» Short exercise: Convert the lines below into a Markdown table with the columns "No." and "Line," giving each line its row number and leaving out blank lines. Omit the pictures from your answer.

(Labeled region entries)
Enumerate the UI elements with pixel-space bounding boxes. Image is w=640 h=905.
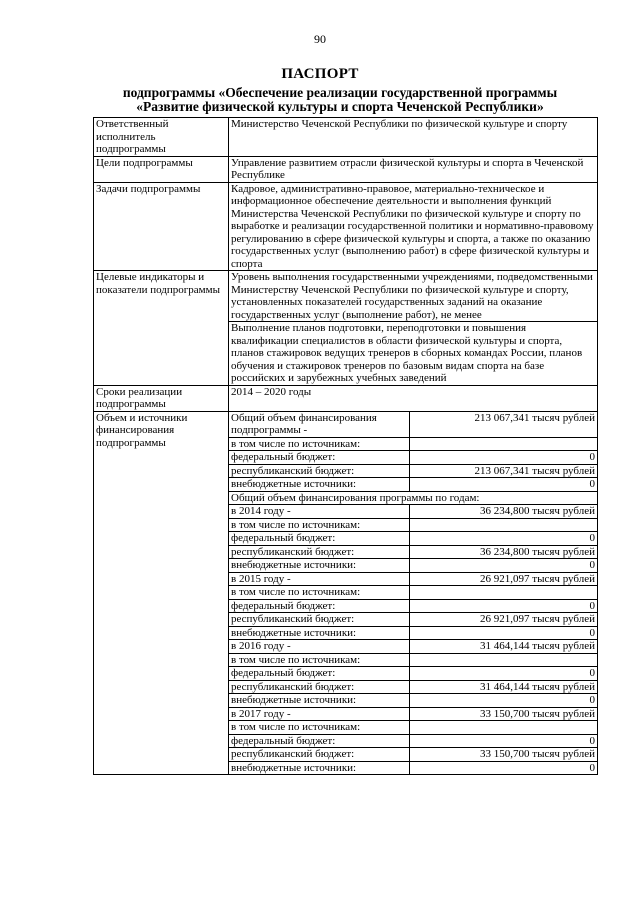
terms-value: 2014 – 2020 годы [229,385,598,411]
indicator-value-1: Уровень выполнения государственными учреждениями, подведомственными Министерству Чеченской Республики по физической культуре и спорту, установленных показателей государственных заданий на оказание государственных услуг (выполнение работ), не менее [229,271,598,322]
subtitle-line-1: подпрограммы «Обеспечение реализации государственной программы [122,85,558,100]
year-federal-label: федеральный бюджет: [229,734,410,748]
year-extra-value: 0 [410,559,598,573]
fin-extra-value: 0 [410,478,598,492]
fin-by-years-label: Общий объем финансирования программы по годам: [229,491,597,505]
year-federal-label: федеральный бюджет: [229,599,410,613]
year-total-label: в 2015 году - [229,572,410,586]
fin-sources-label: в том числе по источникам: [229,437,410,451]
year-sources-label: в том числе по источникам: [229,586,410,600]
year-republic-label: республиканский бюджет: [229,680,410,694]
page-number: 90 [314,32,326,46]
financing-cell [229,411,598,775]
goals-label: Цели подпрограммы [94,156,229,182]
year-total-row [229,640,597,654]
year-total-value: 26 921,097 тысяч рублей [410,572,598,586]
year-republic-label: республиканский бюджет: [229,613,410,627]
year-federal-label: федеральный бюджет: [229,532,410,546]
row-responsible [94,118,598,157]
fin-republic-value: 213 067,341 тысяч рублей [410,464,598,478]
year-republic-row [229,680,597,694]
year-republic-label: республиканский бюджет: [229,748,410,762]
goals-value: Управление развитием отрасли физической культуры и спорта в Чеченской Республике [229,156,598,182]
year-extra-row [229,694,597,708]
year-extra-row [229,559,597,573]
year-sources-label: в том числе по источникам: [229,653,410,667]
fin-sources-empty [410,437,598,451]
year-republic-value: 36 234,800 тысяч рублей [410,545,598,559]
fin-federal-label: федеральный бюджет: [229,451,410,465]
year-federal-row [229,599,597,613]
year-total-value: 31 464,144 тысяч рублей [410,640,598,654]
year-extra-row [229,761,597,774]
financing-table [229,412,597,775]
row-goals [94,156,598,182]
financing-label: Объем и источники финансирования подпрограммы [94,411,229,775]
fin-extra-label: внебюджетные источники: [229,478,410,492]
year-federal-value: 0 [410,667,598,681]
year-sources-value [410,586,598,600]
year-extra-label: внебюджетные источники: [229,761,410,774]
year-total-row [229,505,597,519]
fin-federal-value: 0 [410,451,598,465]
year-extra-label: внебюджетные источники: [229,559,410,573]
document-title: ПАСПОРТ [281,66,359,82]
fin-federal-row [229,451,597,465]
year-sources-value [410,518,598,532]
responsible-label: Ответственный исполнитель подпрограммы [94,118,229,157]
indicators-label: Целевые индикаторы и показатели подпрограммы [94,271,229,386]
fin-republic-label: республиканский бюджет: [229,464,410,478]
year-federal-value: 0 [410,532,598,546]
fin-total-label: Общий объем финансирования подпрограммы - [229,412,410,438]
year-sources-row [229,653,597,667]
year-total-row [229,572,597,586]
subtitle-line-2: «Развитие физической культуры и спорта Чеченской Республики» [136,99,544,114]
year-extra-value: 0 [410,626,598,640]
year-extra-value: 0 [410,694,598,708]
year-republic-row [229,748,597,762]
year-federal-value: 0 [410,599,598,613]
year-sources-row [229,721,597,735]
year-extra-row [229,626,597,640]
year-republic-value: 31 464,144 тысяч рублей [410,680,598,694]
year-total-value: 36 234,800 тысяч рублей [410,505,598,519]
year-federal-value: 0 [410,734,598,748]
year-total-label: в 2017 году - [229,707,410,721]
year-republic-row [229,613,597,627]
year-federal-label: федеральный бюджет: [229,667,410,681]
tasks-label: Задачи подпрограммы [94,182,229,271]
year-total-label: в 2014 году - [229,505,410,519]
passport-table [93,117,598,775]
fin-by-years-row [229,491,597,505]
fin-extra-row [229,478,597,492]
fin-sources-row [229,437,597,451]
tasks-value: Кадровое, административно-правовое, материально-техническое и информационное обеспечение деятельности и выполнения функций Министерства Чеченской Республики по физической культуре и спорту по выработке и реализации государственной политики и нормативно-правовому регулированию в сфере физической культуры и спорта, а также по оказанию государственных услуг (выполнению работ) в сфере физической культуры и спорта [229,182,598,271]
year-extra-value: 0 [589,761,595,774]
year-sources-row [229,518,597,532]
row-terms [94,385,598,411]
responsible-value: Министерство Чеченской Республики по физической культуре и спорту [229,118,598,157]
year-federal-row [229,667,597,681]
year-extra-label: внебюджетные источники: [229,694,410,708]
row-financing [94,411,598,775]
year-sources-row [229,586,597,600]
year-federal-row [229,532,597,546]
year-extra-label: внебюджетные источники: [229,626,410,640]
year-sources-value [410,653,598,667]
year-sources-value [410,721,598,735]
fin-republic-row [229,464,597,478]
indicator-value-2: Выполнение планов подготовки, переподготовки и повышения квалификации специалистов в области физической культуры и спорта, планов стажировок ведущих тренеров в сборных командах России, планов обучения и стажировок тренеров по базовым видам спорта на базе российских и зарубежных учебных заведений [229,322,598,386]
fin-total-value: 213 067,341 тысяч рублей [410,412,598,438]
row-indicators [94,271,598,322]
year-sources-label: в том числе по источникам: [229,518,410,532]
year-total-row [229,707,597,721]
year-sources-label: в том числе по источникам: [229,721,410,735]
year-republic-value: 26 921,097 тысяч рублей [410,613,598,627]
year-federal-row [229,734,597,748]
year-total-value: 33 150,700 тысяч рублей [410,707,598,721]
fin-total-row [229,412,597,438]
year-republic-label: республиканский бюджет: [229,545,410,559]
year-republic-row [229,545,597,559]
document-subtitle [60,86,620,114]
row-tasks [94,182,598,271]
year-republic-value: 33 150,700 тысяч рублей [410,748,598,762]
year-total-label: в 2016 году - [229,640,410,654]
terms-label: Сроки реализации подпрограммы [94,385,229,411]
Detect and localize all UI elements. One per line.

» Task output:
| No. | Line |
|---|---|
| 1 | Enumerate the UI elements with pixel-space bounding boxes. Image is w=640 h=905. |
| 2 | terms-value: 2014 – 2020 годы [229,385,598,411] |
| 3 | indicator-value-1: Уровень выполнения государственными учреждениями, подведомственными Министерству Чеченской Республики по физической культуре и спорту, установленных показателей государственных заданий на оказание государственных услуг (выполнение работ), не менее [229,271,598,322] |
| 4 | subtitle-line-1: подпрограммы «Обеспечение реализации государственной программы [122,85,558,100] |
| 5 | year-federal-label: федеральный бюджет: [229,734,410,748] |
| 6 | year-extra-value: 0 [410,559,598,573] |
| 7 | fin-extra-value: 0 [410,478,598,492] |
| 8 | fin-by-years-label: Общий объем финансирования программы по годам: [229,491,597,505] |
| 9 | year-federal-label: федеральный бюджет: [229,599,410,613] |
| 10 | year-total-label: в 2015 году - [229,572,410,586] |
| 11 | fin-sources-label: в том числе по источникам: [229,437,410,451] |
| 12 | year-sources-label: в том числе по источникам: [229,586,410,600] |
| 13 | year-republic-label: республиканский бюджет: [229,680,410,694] |
| 14 | page-number: 90 [314,32,326,46] |
| 15 | financing-cell [229,411,598,775] |
| 16 | goals-label: Цели подпрограммы [94,156,229,182] |
| 17 | year-total-row [229,640,597,654] |
| 18 | year-total-value: 26 921,097 тысяч рублей [410,572,598,586] |
| 19 | year-republic-label: республиканский бюджет: [229,613,410,627] |
| 20 | year-federal-label: федеральный бюджет: [229,532,410,546] |
| 21 | row-responsible [94,118,598,157] |
| 22 | fin-republic-value: 213 067,341 тысяч рублей [410,464,598,478] |
| 23 | year-republic-row [229,680,597,694] |
| 24 | year-republic-label: республиканский бюджет: [229,748,410,762] |
| 25 | goals-value: Управление развитием отрасли физической культуры и спорта в Чеченской Республике [229,156,598,182] |
| 26 | year-extra-row [229,694,597,708] |
| 27 | year-extra-row [229,559,597,573] |
| 28 | year-sources-label: в том числе по источникам: [229,653,410,667] |
| 29 | fin-sources-empty [410,437,598,451] |
| 30 | year-republic-value: 36 234,800 тысяч рублей [410,545,598,559] |
| 31 | fin-federal-label: федеральный бюджет: [229,451,410,465] |
| 32 | year-federal-row [229,599,597,613] |
| 33 | year-total-value: 31 464,144 тысяч рублей [410,640,598,654] |
| 34 | year-extra-row [229,761,597,774] |
| 35 | financing-table [229,412,597,775] |
| 36 | row-goals [94,156,598,182] |
| 37 | financing-label: Объем и источники финансирования подпрограммы [94,411,229,775] |
| 38 | fin-extra-label: внебюджетные источники: [229,478,410,492] |
| 39 | year-federal-value: 0 [410,667,598,681] |
| 40 | year-sources-value [410,586,598,600] |
| 41 | year-extra-label: внебюджетные источники: [229,761,410,774] |
| 42 | year-total-row [229,505,597,519] |
| 43 | fin-federal-value: 0 [410,451,598,465] |
| 44 | year-extra-label: внебюджетные источники: [229,559,410,573] |
| 45 | document-title: ПАСПОРТ [281,66,359,82] |
| 46 | fin-federal-row [229,451,597,465] |
| 47 | year-sources-value [410,518,598,532] |
| 48 | responsible-label: Ответственный исполнитель подпрограммы [94,118,229,157] |
| 49 | indicators-label: Целевые индикаторы и показатели подпрограммы [94,271,229,386] |
| 50 | fin-republic-label: республиканский бюджет: [229,464,410,478] |
| 51 | year-federal-value: 0 [410,532,598,546] |
| 52 | fin-total-label: Общий объем финансирования подпрограммы - [229,412,410,438] |
| 53 | year-sources-row [229,653,597,667] |
| 54 | year-total-row [229,572,597,586] |
| 55 | subtitle-line-2: «Развитие физической культуры и спорта Чеченской Республики» [136,99,544,114] |
| 56 | year-extra-value: 0 [410,626,598,640] |
| 57 | year-extra-value: 0 [410,694,598,708] |
| 58 | year-republic-row [229,748,597,762] |
| 59 | year-federal-value: 0 [410,599,598,613] |
| 60 | year-sources-row [229,721,597,735] |
| 61 | year-extra-row [229,626,597,640] |
| 62 | year-republic-value: 31 464,144 тысяч рублей [410,680,598,694] |
| 63 | year-total-value: 36 234,800 тысяч рублей [410,505,598,519] |
| 64 | year-federal-value: 0 [410,734,598,748] |
| 65 | year-total-label: в 2017 году - [229,707,410,721] |
| 66 | year-republic-row [229,613,597,627] |
| 67 | year-federal-label: федеральный бюджет: [229,667,410,681] |
| 68 | tasks-label: Задачи подпрограммы [94,182,229,271] |
| 69 | year-total-label: в 2014 году - [229,505,410,519] |
| 70 | passport-table [93,117,598,775] |
| 71 | fin-by-years-row [229,491,597,505] |
| 72 | fin-extra-row [229,478,597,492] |
| 73 | fin-sources-row [229,437,597,451] |
| 74 | tasks-value: Кадровое, административно-правовое, материально-техническое и информационное обеспечение деятельности и выполнения функций Министерства Чеченской Республики по физической культуре и спорту по выработке и реализации государственной политики и нормативно-правовому регулированию в сфере физической культуры и спорта, а также по оказанию государственных услуг (выполнению работ) в сфере физической культуры и спорта [229,182,598,271] |
| 75 | year-extra-value: 0 [589,761,595,774] |
| 76 | year-sources-row [229,518,597,532] |
| 77 | row-terms [94,385,598,411] |
| 78 | responsible-value: Министерство Чеченской Республики по физической культуре и спорту [229,118,598,157] |
| 79 | year-federal-row [229,667,597,681] |
| 80 | year-extra-label: внебюджетные источники: [229,694,410,708] |
| 81 | row-financing [94,411,598,775] |
| 82 | year-sources-row [229,586,597,600] |
| 83 | year-federal-row [229,532,597,546] |
| 84 | year-extra-label: внебюджетные источники: [229,626,410,640] |
| 85 | year-sources-value [410,653,598,667] |
| 86 | year-sources-value [410,721,598,735] |
| 87 | fin-republic-row [229,464,597,478] |
| 88 | indicator-value-2: Выполнение планов подготовки, переподготовки и повышения квалификации специалистов в области физической культуры и спорта, планов стажировок ведущих тренеров в сборных командах России, планов обучения и стажировок тренеров по базовым видам спорта на базе российских и зарубежных учебных заведений [229,322,598,386] |
| 89 | fin-total-value: 213 067,341 тысяч рублей [410,412,598,438] |
| 90 | row-indicators [94,271,598,322] |
| 91 | year-sources-label: в том числе по источникам: [229,518,410,532] |
| 92 | year-total-row [229,707,597,721] |
| 93 | year-sources-label: в том числе по источникам: [229,721,410,735] |
| 94 | year-republic-value: 26 921,097 тысяч рублей [410,613,598,627] |
| 95 | year-federal-row [229,734,597,748] |
| 96 | year-total-value: 33 150,700 тысяч рублей [410,707,598,721] |
| 97 | fin-total-row [229,412,597,438] |
| 98 | year-republic-label: республиканский бюджет: [229,545,410,559] |
| 99 | year-republic-row [229,545,597,559] |
| 100 | document-subtitle [60,86,620,114] |
| 101 | row-tasks [94,182,598,271] |
| 102 | year-republic-value: 33 150,700 тысяч рублей [410,748,598,762] |
| 103 | year-total-label: в 2016 году - [229,640,410,654] |
| 104 | terms-label: Сроки реализации подпрограммы [94,385,229,411] |
| 105 | Detect and localize all UI elements. One per line. |